* **Short problem**
Copy out all lines that hold "hilekotik".
>> Begin Records for the task
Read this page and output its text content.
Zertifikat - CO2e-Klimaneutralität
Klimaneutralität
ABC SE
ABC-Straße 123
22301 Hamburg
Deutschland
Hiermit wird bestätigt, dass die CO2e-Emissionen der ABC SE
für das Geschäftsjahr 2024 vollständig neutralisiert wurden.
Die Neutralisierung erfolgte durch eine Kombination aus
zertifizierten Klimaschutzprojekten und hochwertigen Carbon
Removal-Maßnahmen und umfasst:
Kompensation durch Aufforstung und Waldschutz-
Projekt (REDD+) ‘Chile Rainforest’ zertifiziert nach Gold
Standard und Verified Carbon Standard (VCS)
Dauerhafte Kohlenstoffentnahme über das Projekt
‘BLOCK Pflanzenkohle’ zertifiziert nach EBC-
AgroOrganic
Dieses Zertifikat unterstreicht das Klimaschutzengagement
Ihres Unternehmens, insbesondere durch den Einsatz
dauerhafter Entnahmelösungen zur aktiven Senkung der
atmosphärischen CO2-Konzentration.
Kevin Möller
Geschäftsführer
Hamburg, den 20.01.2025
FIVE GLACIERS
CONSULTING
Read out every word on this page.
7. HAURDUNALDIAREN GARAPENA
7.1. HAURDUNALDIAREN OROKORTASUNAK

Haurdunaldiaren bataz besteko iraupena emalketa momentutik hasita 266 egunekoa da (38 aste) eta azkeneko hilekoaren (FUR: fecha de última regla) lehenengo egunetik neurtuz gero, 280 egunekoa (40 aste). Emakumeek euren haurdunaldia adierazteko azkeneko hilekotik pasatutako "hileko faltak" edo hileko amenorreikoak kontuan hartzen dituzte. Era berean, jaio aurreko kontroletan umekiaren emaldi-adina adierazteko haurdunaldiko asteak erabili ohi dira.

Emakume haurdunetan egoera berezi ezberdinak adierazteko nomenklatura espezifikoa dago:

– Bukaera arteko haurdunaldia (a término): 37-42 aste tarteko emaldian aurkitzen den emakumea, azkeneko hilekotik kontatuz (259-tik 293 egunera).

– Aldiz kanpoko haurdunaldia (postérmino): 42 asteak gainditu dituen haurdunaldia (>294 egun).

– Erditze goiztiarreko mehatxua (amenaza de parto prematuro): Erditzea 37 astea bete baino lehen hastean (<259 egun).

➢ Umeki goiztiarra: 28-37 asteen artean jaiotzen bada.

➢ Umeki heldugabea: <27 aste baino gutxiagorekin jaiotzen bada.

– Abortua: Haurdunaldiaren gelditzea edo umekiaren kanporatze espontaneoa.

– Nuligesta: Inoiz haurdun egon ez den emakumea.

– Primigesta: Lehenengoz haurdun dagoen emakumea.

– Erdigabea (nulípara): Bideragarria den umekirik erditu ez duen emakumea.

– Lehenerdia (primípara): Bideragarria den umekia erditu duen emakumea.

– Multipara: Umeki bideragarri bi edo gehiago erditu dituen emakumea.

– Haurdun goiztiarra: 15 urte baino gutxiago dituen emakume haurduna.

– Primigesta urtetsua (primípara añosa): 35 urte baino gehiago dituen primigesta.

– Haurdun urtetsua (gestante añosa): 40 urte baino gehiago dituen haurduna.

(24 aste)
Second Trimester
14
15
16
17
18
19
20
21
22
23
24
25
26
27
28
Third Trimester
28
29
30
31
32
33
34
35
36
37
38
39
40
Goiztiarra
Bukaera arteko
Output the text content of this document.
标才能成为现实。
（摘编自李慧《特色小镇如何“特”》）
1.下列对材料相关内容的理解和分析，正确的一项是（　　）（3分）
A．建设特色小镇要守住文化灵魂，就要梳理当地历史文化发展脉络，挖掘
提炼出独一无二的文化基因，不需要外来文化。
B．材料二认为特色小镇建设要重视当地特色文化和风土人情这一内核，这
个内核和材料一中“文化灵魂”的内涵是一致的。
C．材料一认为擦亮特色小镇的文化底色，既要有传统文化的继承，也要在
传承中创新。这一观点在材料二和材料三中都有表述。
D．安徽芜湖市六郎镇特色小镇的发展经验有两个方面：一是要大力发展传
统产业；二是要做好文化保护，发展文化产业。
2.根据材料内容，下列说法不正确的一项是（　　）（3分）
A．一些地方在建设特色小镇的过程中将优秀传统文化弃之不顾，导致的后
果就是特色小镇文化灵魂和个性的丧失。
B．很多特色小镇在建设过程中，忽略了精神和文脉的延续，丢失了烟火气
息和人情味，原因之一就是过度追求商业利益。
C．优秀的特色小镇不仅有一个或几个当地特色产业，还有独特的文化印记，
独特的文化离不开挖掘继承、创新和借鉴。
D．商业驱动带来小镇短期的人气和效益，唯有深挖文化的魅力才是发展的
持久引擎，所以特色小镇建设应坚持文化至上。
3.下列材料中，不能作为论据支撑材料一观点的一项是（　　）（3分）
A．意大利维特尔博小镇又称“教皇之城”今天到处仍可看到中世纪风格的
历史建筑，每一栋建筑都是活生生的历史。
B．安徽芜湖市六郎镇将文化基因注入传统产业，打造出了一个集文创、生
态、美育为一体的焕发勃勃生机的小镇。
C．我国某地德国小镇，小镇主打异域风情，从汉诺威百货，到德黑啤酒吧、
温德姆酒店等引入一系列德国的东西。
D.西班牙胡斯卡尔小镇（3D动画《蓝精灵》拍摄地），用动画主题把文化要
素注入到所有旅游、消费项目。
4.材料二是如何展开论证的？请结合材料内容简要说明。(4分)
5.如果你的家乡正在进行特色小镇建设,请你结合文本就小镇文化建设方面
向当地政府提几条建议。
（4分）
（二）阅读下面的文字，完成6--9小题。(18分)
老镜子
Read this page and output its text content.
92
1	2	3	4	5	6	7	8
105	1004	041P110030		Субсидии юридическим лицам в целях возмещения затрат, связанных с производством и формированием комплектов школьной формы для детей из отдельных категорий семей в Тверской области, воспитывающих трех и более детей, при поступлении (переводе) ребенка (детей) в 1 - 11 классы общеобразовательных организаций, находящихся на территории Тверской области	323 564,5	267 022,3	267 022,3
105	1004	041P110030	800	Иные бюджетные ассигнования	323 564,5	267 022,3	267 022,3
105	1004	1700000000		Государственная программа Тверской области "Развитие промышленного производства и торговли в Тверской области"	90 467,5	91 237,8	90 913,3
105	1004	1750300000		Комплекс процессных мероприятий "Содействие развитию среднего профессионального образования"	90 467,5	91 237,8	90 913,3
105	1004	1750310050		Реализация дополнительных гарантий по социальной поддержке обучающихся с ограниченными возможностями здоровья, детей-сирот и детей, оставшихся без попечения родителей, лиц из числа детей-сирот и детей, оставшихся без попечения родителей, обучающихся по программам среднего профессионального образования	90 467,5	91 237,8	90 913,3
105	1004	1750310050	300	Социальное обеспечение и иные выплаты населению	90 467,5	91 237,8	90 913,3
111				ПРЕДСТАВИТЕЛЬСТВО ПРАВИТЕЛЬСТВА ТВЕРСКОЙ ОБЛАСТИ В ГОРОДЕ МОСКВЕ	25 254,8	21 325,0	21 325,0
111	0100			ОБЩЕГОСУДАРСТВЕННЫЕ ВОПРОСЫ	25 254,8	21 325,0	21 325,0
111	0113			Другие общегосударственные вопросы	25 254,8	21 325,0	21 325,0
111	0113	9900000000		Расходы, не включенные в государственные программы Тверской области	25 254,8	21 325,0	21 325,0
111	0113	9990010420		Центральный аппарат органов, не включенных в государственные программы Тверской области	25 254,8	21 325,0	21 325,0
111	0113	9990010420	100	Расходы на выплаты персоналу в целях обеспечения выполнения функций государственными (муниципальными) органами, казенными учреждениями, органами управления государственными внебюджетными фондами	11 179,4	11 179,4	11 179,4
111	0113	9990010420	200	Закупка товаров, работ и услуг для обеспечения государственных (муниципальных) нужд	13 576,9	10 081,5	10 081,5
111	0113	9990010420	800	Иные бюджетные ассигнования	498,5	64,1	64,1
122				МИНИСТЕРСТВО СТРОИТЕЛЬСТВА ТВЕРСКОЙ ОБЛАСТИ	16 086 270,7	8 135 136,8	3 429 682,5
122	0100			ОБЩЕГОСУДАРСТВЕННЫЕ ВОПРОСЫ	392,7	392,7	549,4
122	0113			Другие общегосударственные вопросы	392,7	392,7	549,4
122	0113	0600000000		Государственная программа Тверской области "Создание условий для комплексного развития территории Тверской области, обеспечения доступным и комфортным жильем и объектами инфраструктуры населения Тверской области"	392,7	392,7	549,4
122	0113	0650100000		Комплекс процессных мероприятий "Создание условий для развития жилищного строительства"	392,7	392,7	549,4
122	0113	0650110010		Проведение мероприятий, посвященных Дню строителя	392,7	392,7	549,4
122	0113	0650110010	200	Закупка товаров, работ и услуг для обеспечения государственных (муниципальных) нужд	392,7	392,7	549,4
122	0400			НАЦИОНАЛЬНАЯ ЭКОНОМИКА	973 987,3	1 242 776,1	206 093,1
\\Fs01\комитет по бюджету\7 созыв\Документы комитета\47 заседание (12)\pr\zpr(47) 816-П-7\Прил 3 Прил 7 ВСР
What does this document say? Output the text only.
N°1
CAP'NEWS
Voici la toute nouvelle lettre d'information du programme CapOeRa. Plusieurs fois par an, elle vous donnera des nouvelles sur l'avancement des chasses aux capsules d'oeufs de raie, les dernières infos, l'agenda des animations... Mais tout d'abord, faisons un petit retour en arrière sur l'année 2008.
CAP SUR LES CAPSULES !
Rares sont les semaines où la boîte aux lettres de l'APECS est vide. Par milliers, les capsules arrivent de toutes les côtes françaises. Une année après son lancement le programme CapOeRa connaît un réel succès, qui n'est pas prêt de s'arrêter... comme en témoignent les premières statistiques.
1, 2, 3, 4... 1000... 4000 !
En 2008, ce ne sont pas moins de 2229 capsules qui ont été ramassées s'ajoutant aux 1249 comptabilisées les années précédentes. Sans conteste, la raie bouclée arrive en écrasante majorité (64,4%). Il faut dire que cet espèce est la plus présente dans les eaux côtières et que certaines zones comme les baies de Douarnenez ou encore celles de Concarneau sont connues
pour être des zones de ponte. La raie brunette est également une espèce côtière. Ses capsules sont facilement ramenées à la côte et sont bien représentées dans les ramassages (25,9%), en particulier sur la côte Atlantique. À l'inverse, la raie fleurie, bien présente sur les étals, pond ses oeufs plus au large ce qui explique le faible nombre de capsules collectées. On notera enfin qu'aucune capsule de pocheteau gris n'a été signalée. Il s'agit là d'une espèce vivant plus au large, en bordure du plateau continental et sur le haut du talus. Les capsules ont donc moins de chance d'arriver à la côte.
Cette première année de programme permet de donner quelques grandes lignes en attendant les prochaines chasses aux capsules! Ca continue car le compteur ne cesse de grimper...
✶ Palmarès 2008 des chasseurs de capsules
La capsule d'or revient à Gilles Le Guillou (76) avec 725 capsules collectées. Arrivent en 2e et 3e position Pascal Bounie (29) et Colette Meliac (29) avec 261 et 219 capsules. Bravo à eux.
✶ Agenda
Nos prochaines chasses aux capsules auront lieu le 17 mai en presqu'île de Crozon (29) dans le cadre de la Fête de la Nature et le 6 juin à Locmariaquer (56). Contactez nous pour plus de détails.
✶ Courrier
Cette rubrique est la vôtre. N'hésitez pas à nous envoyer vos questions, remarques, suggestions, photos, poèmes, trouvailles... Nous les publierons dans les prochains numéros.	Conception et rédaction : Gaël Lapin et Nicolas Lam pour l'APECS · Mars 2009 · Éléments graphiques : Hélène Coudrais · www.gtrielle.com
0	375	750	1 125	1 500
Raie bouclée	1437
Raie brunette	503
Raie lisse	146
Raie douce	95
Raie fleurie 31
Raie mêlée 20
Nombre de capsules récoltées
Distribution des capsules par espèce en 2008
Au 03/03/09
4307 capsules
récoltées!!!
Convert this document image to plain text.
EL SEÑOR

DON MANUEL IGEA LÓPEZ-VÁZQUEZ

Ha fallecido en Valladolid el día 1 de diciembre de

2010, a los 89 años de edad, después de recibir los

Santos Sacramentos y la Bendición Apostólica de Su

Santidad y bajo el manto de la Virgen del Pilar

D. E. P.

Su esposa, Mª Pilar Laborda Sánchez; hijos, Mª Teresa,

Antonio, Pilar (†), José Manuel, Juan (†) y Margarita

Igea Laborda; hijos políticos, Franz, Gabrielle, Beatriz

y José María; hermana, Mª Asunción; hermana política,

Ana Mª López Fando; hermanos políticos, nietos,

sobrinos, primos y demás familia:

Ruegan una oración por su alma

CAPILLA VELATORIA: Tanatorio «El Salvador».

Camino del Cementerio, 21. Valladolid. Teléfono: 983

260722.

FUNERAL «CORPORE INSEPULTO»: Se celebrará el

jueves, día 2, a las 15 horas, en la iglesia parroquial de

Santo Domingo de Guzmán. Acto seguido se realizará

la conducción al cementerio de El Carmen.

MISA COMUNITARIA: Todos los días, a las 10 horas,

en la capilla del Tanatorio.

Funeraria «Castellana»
>> End Records for the task
* **Correct output**
Haurdunaldiaren bataz besteko iraupena emalketa momentutik hasita 266 egunekoa da (38 aste) eta azkeneko hilekoaren (FUR: fecha de última regla) lehenengo egunetik neurtuz gero, 280 egunekoa (40 aste). Emakumeek euren haurdunaldia adierazteko azkeneko hilekotik pasatutako "hileko faltak" edo hileko amenorreikoak kontuan hartzen dituzte. Era berean, jaio aurreko kontroletan umekiaren emaldi-adina adierazteko haurdunaldiko asteak erabili ohi dira.
– Bukaera arteko haurdunaldia (a término): 37-42 aste tarteko emaldian aurkitzen den emakumea, azkeneko hilekotik kontatuz (259-tik 293 egunera).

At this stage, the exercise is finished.